[START]

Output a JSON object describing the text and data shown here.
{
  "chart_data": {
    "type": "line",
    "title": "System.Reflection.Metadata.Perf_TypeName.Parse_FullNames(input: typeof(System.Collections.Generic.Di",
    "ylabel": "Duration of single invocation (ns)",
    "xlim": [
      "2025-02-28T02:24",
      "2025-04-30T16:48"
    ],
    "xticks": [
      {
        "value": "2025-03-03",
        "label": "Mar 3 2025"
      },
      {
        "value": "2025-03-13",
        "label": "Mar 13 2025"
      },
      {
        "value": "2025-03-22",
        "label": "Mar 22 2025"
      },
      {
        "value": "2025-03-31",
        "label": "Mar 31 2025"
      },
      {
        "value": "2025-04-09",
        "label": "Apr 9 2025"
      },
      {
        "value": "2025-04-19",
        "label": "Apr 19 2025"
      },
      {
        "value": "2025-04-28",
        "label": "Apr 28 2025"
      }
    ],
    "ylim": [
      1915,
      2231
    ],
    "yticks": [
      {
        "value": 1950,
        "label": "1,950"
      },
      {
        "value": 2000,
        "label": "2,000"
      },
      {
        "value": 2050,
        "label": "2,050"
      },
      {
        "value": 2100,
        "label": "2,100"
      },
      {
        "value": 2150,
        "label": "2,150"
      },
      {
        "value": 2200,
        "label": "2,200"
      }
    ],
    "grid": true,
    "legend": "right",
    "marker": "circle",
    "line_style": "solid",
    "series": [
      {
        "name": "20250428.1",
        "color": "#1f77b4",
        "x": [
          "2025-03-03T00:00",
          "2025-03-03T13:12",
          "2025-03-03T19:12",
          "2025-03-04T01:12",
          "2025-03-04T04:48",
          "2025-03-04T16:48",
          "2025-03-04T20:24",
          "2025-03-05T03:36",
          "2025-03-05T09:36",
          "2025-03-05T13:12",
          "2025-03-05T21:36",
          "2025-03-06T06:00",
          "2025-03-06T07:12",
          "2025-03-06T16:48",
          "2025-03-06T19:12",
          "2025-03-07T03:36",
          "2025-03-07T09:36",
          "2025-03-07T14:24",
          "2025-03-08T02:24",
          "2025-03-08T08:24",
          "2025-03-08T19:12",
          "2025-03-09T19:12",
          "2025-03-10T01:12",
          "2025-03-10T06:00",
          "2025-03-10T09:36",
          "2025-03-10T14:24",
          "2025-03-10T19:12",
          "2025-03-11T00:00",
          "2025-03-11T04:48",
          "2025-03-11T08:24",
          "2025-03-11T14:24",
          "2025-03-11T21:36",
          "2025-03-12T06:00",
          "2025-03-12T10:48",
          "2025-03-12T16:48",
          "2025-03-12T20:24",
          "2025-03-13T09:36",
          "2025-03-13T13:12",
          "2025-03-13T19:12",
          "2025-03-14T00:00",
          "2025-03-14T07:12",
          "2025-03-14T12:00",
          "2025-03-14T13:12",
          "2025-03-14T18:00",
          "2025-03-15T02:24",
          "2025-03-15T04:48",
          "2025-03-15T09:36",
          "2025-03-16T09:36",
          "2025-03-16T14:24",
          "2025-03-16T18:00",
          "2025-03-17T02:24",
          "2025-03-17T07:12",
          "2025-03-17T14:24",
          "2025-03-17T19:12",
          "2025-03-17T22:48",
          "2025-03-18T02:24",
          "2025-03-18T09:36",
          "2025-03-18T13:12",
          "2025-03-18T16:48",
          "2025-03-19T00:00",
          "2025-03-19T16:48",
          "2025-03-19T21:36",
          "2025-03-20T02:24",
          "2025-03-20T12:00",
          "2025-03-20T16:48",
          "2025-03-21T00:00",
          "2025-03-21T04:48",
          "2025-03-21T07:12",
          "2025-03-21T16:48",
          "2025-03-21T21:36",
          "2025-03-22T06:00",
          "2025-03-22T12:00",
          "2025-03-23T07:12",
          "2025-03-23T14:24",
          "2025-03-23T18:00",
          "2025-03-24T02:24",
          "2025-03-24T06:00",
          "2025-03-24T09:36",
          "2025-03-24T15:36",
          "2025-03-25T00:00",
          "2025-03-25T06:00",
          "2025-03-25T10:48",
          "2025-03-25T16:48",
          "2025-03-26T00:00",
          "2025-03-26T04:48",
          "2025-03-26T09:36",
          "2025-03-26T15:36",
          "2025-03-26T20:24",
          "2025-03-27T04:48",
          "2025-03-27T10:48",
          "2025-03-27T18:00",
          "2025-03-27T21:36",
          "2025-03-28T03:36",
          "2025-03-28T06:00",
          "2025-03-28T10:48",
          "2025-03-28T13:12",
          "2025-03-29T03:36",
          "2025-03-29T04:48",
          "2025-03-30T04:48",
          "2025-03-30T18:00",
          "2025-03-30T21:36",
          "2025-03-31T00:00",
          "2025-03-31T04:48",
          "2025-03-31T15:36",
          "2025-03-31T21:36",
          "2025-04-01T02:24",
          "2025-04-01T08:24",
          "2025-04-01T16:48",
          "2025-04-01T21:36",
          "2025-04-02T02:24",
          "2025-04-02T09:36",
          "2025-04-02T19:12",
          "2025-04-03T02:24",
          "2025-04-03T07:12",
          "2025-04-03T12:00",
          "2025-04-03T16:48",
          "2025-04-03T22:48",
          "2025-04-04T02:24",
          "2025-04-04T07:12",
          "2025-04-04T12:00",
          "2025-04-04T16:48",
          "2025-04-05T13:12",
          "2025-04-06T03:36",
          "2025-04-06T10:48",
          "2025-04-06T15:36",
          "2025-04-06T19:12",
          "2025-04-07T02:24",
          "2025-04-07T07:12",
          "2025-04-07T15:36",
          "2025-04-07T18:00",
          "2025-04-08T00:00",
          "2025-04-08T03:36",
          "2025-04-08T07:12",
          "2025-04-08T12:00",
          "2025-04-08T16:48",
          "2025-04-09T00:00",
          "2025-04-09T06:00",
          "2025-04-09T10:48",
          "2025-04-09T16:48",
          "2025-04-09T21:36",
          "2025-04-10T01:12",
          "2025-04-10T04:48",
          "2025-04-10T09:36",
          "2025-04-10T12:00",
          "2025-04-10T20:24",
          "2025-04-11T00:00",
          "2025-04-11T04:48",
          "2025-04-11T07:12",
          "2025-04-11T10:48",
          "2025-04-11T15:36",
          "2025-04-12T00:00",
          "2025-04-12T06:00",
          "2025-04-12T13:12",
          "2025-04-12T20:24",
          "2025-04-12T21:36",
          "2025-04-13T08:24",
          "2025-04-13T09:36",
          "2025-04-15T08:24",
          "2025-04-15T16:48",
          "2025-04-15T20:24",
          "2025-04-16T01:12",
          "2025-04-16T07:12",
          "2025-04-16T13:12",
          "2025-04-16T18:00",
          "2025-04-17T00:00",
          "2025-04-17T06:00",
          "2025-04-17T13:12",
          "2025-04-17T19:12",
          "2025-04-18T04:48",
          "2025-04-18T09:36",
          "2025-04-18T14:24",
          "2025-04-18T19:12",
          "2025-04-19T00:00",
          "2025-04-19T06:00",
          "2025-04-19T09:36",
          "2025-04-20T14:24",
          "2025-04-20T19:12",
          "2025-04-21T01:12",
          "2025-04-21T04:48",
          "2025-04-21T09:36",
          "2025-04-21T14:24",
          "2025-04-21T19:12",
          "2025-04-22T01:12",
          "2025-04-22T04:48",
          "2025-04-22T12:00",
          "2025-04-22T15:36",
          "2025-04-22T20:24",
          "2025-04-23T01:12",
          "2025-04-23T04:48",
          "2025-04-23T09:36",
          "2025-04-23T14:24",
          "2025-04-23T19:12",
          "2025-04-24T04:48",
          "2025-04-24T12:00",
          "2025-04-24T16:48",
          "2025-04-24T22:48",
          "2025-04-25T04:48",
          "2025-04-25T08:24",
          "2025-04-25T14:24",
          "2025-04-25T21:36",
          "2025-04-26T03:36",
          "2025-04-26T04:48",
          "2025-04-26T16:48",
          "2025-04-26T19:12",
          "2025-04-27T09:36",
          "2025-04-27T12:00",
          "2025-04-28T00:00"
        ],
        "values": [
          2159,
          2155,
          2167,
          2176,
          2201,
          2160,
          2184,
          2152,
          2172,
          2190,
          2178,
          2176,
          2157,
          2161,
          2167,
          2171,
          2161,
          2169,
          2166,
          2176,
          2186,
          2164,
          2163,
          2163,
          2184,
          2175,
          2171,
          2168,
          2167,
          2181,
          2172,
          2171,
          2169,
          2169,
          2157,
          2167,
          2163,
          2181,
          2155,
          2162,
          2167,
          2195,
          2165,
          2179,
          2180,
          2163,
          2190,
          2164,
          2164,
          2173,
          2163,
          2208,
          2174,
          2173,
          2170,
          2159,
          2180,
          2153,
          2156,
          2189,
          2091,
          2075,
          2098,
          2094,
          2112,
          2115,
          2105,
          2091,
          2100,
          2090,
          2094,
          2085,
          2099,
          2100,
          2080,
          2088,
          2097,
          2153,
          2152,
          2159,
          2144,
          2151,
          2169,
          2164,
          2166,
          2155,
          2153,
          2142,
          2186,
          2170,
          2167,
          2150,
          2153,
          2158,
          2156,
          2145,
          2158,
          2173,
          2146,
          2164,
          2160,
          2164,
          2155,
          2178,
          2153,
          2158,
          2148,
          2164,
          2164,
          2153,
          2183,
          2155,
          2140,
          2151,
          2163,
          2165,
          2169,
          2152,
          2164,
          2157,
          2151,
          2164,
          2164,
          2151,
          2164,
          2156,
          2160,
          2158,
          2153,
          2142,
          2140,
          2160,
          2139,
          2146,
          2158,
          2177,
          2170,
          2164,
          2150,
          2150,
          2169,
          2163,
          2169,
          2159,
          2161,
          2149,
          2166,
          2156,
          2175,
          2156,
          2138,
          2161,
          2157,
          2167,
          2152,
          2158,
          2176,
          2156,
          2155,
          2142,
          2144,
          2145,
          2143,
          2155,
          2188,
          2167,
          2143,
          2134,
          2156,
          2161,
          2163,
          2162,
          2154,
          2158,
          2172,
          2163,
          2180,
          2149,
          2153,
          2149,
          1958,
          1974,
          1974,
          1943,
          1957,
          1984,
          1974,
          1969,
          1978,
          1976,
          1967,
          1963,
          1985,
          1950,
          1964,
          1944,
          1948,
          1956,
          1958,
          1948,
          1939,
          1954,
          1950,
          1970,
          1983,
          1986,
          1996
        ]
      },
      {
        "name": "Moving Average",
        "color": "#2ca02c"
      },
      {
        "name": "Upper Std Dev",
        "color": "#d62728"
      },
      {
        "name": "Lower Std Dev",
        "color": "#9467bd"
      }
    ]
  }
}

[END]

### TASK:
Search the data for the word "color" and copy each line where it appears.

### FINISHED EXERCISE:
        "color": "#1f77b4",
        "color": "#2ca02c"
        "color": "#d62728"
        "color": "#9467bd"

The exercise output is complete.